▶ **Provided data**:

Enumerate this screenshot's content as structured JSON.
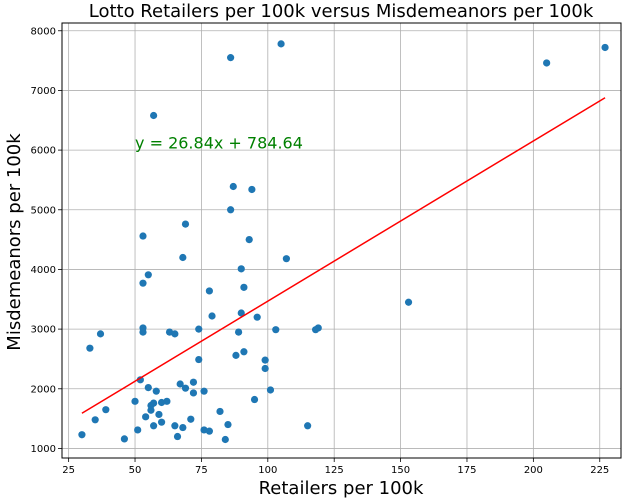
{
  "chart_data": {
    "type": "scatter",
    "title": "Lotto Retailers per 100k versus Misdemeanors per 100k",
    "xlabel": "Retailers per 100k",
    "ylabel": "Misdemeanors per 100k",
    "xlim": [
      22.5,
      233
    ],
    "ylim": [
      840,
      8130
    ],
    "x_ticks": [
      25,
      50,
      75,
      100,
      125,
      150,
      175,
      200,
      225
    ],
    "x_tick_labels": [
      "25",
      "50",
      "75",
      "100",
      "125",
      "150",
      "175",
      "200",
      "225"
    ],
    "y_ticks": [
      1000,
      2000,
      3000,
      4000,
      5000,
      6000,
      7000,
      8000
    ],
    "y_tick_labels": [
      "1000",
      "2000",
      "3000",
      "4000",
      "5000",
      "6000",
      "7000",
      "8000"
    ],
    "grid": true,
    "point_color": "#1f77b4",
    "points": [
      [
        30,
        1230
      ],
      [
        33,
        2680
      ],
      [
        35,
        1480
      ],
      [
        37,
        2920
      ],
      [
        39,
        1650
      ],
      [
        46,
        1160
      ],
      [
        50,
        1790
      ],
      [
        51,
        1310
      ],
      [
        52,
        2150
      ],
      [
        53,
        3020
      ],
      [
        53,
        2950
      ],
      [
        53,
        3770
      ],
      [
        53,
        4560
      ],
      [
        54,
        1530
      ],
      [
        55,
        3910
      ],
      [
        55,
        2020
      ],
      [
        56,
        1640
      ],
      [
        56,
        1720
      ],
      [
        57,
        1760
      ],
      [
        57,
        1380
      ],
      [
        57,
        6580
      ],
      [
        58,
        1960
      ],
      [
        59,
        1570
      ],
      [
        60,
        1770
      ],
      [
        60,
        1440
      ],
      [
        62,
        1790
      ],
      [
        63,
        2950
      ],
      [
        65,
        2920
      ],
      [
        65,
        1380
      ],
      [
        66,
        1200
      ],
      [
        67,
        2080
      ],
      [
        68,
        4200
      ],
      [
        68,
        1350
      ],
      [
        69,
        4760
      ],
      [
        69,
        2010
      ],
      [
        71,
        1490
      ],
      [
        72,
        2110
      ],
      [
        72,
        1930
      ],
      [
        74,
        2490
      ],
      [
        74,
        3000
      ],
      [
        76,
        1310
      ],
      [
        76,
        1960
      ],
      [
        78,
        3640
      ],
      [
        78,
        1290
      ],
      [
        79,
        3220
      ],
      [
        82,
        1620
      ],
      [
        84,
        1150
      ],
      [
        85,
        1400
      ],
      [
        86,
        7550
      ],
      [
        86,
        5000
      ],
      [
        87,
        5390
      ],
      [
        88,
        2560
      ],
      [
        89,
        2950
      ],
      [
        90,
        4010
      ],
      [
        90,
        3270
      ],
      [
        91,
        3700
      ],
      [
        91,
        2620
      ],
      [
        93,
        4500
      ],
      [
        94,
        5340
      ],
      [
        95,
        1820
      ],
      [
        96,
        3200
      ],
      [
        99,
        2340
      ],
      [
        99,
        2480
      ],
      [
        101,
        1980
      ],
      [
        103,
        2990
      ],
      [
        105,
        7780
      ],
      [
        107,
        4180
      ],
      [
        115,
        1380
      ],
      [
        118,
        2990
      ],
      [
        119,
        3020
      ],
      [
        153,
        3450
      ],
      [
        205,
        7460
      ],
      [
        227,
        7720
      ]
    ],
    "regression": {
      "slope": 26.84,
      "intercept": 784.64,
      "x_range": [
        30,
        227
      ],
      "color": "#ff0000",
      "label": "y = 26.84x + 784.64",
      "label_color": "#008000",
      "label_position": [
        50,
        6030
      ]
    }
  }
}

▶ **Directions**:
Make an exact copy of every record, pictures excluded.

▶ **Answer to this problem**:
Enumerate this screenshot's content as structured JSON.
{
  "chart_data": {
    "type": "scatter",
    "title": "Lotto Retailers per 100k versus Misdemeanors per 100k",
    "xlabel": "Retailers per 100k",
    "ylabel": "Misdemeanors per 100k",
    "xlim": [
      22.5,
      233
    ],
    "ylim": [
      840,
      8130
    ],
    "x_ticks": [
      25,
      50,
      75,
      100,
      125,
      150,
      175,
      200,
      225
    ],
    "x_tick_labels": [
      "25",
      "50",
      "75",
      "100",
      "125",
      "150",
      "175",
      "200",
      "225"
    ],
    "y_ticks": [
      1000,
      2000,
      3000,
      4000,
      5000,
      6000,
      7000,
      8000
    ],
    "y_tick_labels": [
      "1000",
      "2000",
      "3000",
      "4000",
      "5000",
      "6000",
      "7000",
      "8000"
    ],
    "grid": true,
    "point_color": "#1f77b4",
    "points": [
      [
        30,
        1230
      ],
      [
        33,
        2680
      ],
      [
        35,
        1480
      ],
      [
        37,
        2920
      ],
      [
        39,
        1650
      ],
      [
        46,
        1160
      ],
      [
        50,
        1790
      ],
      [
        51,
        1310
      ],
      [
        52,
        2150
      ],
      [
        53,
        3020
      ],
      [
        53,
        2950
      ],
      [
        53,
        3770
      ],
      [
        53,
        4560
      ],
      [
        54,
        1530
      ],
      [
        55,
        3910
      ],
      [
        55,
        2020
      ],
      [
        56,
        1640
      ],
      [
        56,
        1720
      ],
      [
        57,
        1760
      ],
      [
        57,
        1380
      ],
      [
        57,
        6580
      ],
      [
        58,
        1960
      ],
      [
        59,
        1570
      ],
      [
        60,
        1770
      ],
      [
        60,
        1440
      ],
      [
        62,
        1790
      ],
      [
        63,
        2950
      ],
      [
        65,
        2920
      ],
      [
        65,
        1380
      ],
      [
        66,
        1200
      ],
      [
        67,
        2080
      ],
      [
        68,
        4200
      ],
      [
        68,
        1350
      ],
      [
        69,
        4760
      ],
      [
        69,
        2010
      ],
      [
        71,
        1490
      ],
      [
        72,
        2110
      ],
      [
        72,
        1930
      ],
      [
        74,
        2490
      ],
      [
        74,
        3000
      ],
      [
        76,
        1310
      ],
      [
        76,
        1960
      ],
      [
        78,
        3640
      ],
      [
        78,
        1290
      ],
      [
        79,
        3220
      ],
      [
        82,
        1620
      ],
      [
        84,
        1150
      ],
      [
        85,
        1400
      ],
      [
        86,
        7550
      ],
      [
        86,
        5000
      ],
      [
        87,
        5390
      ],
      [
        88,
        2560
      ],
      [
        89,
        2950
      ],
      [
        90,
        4010
      ],
      [
        90,
        3270
      ],
      [
        91,
        3700
      ],
      [
        91,
        2620
      ],
      [
        93,
        4500
      ],
      [
        94,
        5340
      ],
      [
        95,
        1820
      ],
      [
        96,
        3200
      ],
      [
        99,
        2340
      ],
      [
        99,
        2480
      ],
      [
        101,
        1980
      ],
      [
        103,
        2990
      ],
      [
        105,
        7780
      ],
      [
        107,
        4180
      ],
      [
        115,
        1380
      ],
      [
        118,
        2990
      ],
      [
        119,
        3020
      ],
      [
        153,
        3450
      ],
      [
        205,
        7460
      ],
      [
        227,
        7720
      ]
    ],
    "regression": {
      "slope": 26.84,
      "intercept": 784.64,
      "x_range": [
        30,
        227
      ],
      "color": "#ff0000",
      "label": "y = 26.84x + 784.64",
      "label_color": "#008000",
      "label_position": [
        50,
        6030
      ]
    }
  }
}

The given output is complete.